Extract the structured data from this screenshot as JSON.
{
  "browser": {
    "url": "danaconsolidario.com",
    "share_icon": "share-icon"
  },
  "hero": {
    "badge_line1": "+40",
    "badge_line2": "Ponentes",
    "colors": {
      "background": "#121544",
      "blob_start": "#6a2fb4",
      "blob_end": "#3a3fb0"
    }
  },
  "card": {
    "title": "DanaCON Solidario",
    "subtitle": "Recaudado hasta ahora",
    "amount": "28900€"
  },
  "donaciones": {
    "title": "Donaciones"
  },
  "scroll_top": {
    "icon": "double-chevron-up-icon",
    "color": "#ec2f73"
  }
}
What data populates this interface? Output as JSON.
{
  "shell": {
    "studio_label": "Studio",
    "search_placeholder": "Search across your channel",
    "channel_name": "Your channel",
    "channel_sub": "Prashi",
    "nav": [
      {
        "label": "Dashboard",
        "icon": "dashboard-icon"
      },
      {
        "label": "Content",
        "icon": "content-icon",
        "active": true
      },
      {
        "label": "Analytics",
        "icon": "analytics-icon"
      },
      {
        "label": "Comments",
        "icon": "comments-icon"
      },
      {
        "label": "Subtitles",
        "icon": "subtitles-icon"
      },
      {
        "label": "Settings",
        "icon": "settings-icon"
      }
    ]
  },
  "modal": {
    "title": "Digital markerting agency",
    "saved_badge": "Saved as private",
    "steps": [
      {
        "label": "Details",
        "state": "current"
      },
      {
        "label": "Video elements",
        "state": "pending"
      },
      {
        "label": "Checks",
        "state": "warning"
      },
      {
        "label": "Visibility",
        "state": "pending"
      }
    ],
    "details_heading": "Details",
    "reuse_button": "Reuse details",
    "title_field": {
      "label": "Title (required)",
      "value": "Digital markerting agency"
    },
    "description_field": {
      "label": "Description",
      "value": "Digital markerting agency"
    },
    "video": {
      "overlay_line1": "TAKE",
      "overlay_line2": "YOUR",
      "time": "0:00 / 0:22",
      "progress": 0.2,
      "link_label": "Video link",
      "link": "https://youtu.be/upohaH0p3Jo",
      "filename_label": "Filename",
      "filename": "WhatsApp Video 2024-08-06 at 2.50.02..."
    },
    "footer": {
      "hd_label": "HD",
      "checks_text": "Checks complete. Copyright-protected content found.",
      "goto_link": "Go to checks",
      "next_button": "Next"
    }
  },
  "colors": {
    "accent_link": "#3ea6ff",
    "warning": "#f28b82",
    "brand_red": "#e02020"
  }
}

______________________________

▸ TASK DESCRIPTION
Reproduce the material above exactly; please quote every line of it.

▸ ANSWER IN FULL
Extract the structured data from this screenshot as JSON.
{
  "browser": {
    "url": "danaconsolidario.com",
    "share_icon": "share-icon"
  },
  "hero": {
    "badge_line1": "+40",
    "badge_line2": "Ponentes",
    "colors": {
      "background": "#121544",
      "blob_start": "#6a2fb4",
      "blob_end": "#3a3fb0"
    }
  },
  "card": {
    "title": "DanaCON Solidario",
    "subtitle": "Recaudado hasta ahora",
    "amount": "28900€"
  },
  "donaciones": {
    "title": "Donaciones"
  },
  "scroll_top": {
    "icon": "double-chevron-up-icon",
    "color": "#ec2f73"
  }
}
What data populates this interface? Output as JSON.
{
  "shell": {
    "studio_label": "Studio",
    "search_placeholder": "Search across your channel",
    "channel_name": "Your channel",
    "channel_sub": "Prashi",
    "nav": [
      {
        "label": "Dashboard",
        "icon": "dashboard-icon"
      },
      {
        "label": "Content",
        "icon": "content-icon",
        "active": true
      },
      {
        "label": "Analytics",
        "icon": "analytics-icon"
      },
      {
        "label": "Comments",
        "icon": "comments-icon"
      },
      {
        "label": "Subtitles",
        "icon": "subtitles-icon"
      },
      {
        "label": "Settings",
        "icon": "settings-icon"
      }
    ]
  },
  "modal": {
    "title": "Digital markerting agency",
    "saved_badge": "Saved as private",
    "steps": [
      {
        "label": "Details",
        "state": "current"
      },
      {
        "label": "Video elements",
        "state": "pending"
      },
      {
        "label": "Checks",
        "state": "warning"
      },
      {
        "label": "Visibility",
        "state": "pending"
      }
    ],
    "details_heading": "Details",
    "reuse_button": "Reuse details",
    "title_field": {
      "label": "Title (required)",
      "value": "Digital markerting agency"
    },
    "description_field": {
      "label": "Description",
      "value": "Digital markerting agency"
    },
    "video": {
      "overlay_line1": "TAKE",
      "overlay_line2": "YOUR",
      "time": "0:00 / 0:22",
      "progress": 0.2,
      "link_label": "Video link",
      "link": "https://youtu.be/upohaH0p3Jo",
      "filename_label": "Filename",
      "filename": "WhatsApp Video 2024-08-06 at 2.50.02..."
    },
    "footer": {
      "hd_label": "HD",
      "checks_text": "Checks complete. Copyright-protected content found.",
      "goto_link": "Go to checks",
      "next_button": "Next"
    }
  },
  "colors": {
    "accent_link": "#3ea6ff",
    "warning": "#f28b82",
    "brand_red": "#e02020"
  }
}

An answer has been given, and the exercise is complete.